> **To do**: Your answer is a single number: how many lines hold the word "Course"?

> **Data supplied**:
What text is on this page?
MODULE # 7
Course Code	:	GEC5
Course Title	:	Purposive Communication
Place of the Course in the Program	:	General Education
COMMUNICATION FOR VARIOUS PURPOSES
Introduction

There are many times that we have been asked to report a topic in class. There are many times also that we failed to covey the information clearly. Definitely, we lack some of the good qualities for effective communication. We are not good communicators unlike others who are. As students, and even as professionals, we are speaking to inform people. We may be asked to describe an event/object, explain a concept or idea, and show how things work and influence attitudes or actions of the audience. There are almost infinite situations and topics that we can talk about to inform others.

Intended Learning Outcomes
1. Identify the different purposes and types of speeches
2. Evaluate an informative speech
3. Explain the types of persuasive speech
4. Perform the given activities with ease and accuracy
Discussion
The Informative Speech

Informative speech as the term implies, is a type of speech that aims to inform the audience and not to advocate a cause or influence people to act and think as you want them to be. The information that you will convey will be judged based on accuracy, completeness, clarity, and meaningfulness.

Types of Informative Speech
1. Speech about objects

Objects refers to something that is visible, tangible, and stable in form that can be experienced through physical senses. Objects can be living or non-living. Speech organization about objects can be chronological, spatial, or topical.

> **Solved exercise**: 3